Short task:
Pick out each line below containing "heraus".

========================

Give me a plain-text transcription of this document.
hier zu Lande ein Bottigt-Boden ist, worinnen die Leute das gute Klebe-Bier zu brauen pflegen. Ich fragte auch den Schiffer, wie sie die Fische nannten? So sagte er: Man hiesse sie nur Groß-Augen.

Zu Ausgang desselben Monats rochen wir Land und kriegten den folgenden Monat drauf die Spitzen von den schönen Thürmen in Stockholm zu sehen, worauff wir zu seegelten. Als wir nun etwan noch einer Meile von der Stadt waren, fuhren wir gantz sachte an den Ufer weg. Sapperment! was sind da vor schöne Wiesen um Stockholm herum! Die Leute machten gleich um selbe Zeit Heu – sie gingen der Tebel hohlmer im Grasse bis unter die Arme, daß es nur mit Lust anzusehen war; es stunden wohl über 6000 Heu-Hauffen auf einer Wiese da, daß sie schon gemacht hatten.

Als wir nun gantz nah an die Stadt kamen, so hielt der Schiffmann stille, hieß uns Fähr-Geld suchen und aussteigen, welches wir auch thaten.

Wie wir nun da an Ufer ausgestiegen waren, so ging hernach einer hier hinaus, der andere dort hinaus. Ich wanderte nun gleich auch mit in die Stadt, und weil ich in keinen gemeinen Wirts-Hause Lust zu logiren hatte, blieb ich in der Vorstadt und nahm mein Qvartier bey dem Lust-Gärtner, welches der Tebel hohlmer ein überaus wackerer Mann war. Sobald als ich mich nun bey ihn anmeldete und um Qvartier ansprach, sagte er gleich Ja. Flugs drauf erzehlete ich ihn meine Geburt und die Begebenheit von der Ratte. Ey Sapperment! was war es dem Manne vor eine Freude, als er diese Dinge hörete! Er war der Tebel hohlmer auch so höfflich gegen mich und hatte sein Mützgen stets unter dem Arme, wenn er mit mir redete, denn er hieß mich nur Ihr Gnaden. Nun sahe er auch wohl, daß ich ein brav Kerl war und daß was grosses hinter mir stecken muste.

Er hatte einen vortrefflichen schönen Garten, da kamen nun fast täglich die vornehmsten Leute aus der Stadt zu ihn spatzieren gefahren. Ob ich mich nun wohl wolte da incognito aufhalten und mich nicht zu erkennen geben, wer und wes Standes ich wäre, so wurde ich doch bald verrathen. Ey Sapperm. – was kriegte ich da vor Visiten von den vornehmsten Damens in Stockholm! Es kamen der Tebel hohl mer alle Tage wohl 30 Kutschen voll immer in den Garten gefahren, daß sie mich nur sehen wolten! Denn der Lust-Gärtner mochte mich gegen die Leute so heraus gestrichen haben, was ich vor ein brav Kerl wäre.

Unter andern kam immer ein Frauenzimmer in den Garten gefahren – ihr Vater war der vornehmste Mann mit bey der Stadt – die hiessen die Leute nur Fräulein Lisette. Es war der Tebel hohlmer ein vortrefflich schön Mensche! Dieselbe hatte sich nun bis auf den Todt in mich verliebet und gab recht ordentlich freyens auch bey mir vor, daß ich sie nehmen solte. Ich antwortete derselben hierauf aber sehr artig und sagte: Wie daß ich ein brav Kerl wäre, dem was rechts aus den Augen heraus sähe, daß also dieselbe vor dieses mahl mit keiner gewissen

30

========================

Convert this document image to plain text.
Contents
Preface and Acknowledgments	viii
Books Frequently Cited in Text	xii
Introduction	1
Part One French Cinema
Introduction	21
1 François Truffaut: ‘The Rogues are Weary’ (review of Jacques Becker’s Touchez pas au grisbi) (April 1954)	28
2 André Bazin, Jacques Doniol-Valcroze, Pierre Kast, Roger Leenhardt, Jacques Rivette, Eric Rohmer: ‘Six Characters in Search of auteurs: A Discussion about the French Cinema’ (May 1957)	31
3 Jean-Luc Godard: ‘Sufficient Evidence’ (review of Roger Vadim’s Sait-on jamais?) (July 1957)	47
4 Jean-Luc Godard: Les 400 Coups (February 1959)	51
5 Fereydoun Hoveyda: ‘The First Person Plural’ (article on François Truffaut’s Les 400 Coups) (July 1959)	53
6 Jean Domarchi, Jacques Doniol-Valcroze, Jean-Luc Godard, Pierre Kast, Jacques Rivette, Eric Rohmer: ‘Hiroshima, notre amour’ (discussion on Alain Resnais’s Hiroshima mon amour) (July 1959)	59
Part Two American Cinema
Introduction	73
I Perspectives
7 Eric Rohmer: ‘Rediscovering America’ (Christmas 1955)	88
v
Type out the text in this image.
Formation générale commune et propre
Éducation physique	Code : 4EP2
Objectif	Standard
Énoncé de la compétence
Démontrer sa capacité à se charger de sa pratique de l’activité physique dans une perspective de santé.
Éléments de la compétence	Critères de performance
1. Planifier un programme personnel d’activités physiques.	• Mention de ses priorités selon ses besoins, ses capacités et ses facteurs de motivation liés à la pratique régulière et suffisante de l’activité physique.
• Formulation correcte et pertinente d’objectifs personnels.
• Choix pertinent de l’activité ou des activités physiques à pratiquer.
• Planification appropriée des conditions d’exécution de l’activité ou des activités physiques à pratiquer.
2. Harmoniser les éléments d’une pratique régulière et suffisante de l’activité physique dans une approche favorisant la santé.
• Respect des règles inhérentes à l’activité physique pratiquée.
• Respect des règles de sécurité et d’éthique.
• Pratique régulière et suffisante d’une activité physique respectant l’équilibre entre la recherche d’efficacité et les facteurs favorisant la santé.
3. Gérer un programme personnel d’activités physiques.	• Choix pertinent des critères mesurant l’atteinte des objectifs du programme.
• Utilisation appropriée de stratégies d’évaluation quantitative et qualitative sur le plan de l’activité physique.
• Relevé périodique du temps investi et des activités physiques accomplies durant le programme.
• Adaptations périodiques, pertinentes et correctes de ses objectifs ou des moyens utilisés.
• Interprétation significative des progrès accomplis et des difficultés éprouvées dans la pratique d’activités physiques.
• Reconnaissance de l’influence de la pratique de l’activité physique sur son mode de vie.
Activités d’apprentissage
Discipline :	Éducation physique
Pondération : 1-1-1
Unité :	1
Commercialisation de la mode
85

========================

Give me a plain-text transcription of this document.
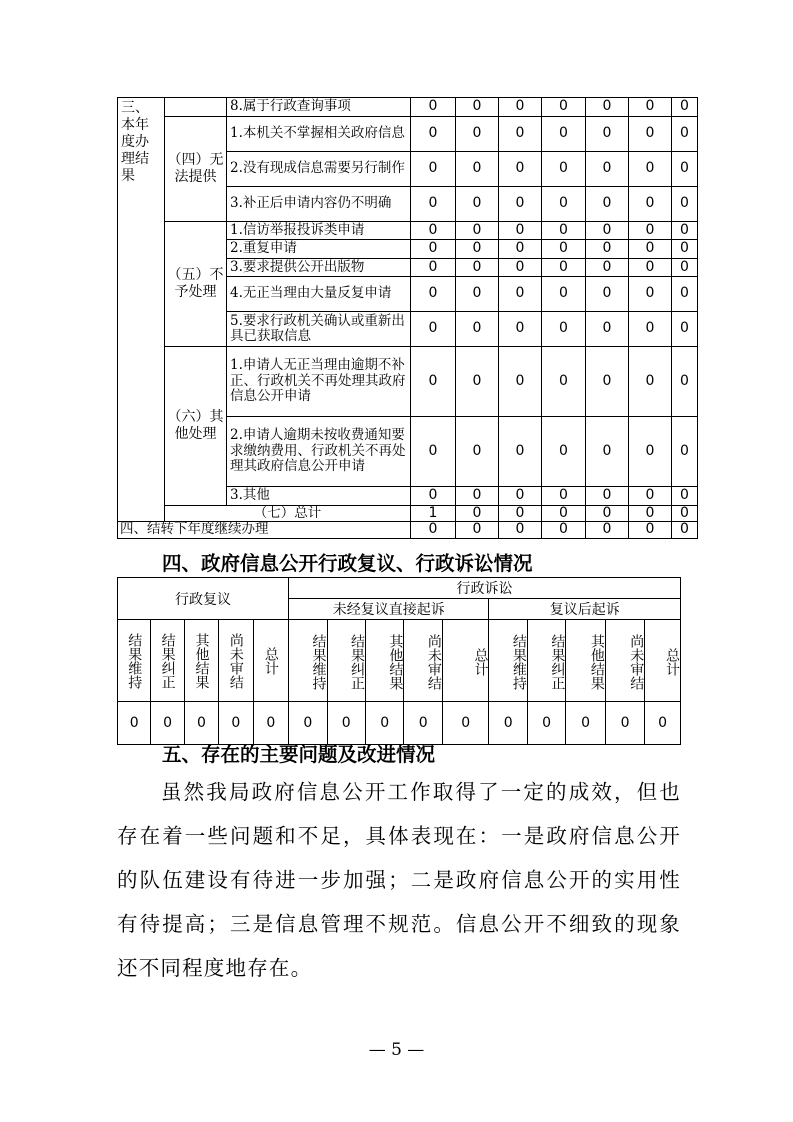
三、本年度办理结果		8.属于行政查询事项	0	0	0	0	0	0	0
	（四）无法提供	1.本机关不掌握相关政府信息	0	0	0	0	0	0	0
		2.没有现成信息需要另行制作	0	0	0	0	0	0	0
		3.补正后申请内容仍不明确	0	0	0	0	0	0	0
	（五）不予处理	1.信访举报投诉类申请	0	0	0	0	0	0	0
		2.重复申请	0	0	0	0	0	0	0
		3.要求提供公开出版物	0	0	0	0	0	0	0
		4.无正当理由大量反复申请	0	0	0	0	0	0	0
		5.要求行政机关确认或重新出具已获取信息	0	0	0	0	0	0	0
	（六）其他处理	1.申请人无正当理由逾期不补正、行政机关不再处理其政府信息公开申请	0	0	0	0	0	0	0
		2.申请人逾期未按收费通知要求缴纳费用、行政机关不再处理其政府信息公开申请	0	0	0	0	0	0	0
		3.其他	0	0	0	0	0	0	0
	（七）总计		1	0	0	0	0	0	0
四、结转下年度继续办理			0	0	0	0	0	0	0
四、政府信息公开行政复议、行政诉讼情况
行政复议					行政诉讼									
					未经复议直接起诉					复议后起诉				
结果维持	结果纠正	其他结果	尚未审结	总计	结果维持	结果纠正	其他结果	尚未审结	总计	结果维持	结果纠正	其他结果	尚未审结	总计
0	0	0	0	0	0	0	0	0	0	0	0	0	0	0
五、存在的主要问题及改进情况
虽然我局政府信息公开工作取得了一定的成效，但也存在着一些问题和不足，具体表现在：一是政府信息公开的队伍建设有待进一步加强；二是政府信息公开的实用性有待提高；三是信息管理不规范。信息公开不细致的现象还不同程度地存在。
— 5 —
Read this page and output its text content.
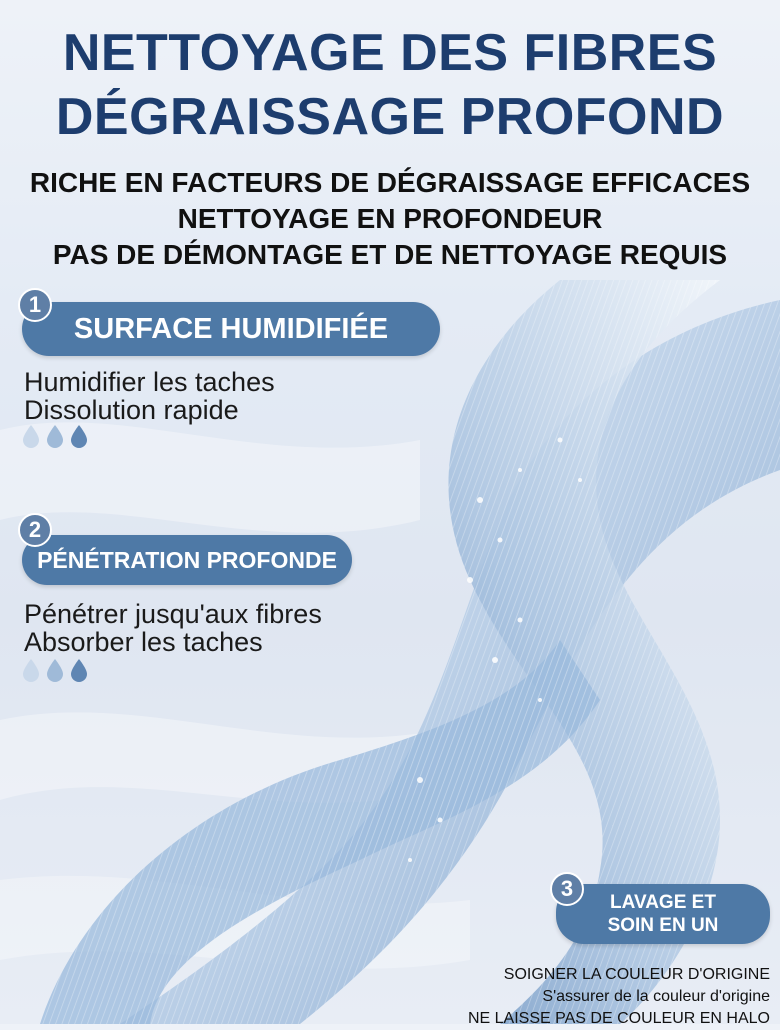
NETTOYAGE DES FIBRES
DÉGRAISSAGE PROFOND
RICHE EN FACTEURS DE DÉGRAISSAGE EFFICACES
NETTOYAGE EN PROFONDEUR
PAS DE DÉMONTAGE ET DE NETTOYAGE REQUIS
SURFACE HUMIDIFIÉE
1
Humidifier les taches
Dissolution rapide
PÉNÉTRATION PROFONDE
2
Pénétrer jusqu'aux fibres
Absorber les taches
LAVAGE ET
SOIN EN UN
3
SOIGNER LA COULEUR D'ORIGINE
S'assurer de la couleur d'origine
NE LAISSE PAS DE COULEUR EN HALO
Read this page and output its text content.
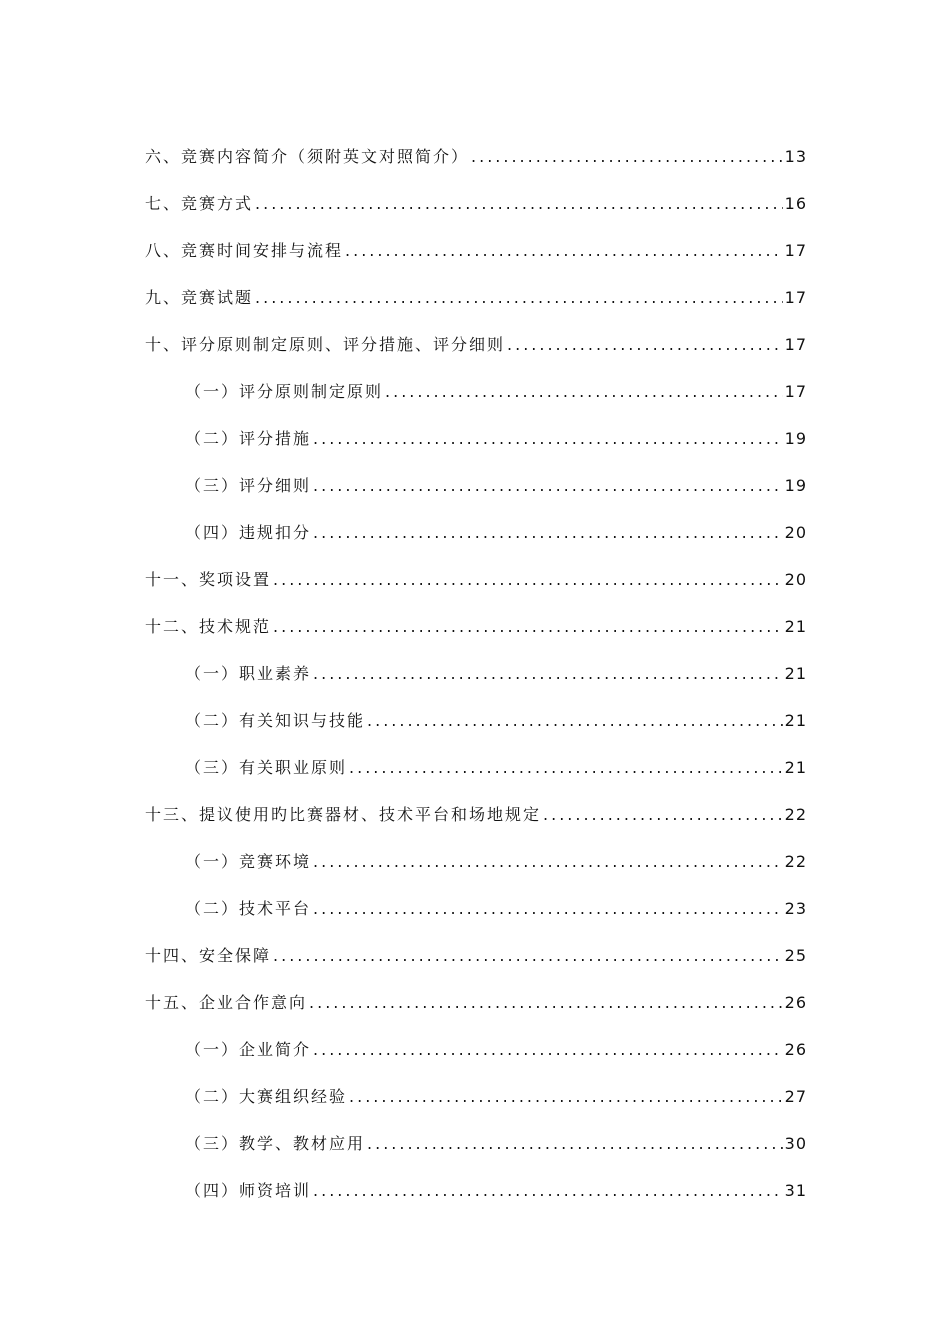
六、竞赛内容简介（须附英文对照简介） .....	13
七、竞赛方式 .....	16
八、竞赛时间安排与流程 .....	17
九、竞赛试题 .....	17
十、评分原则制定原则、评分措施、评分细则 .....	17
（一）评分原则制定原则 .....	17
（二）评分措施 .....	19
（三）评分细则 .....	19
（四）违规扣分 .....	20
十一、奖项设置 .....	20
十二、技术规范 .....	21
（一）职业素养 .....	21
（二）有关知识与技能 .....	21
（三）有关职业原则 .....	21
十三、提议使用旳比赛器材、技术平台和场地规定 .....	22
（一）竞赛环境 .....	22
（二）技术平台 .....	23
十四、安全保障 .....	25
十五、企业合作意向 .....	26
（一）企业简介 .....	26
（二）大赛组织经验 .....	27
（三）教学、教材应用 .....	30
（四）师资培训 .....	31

========================

Answer to the problem:
Er hatte einen vortrefflichen schönen Garten, da kamen nun fast täglich die vornehmsten Leute aus der Stadt zu ihn spatzieren gefahren. Ob ich mich nun wohl wolte da incognito aufhalten und mich nicht zu erkennen geben, wer und wes Standes ich wäre, so wurde ich doch bald verrathen. Ey Sapperm. – was kriegte ich da vor Visiten von den vornehmsten Damens in Stockholm! Es kamen der Tebel hohl mer alle Tage wohl 30 Kutschen voll immer in den Garten gefahren, daß sie mich nur sehen wolten! Denn der Lust-Gärtner mochte mich gegen die Leute so heraus gestrichen haben, was ich vor ein brav Kerl wäre.
Unter andern kam immer ein Frauenzimmer in den Garten gefahren – ihr Vater war der vornehmste Mann mit bey der Stadt – die hiessen die Leute nur Fräulein Lisette. Es war der Tebel hohlmer ein vortrefflich schön Mensche! Dieselbe hatte sich nun bis auf den Todt in mich verliebet und gab recht ordentlich freyens auch bey mir vor, daß ich sie nehmen solte. Ich antwortete derselben hierauf aber sehr artig und sagte: Wie daß ich ein brav Kerl wäre, dem was rechts aus den Augen heraus sähe, daß also dieselbe vor dieses mahl mit keiner gewissen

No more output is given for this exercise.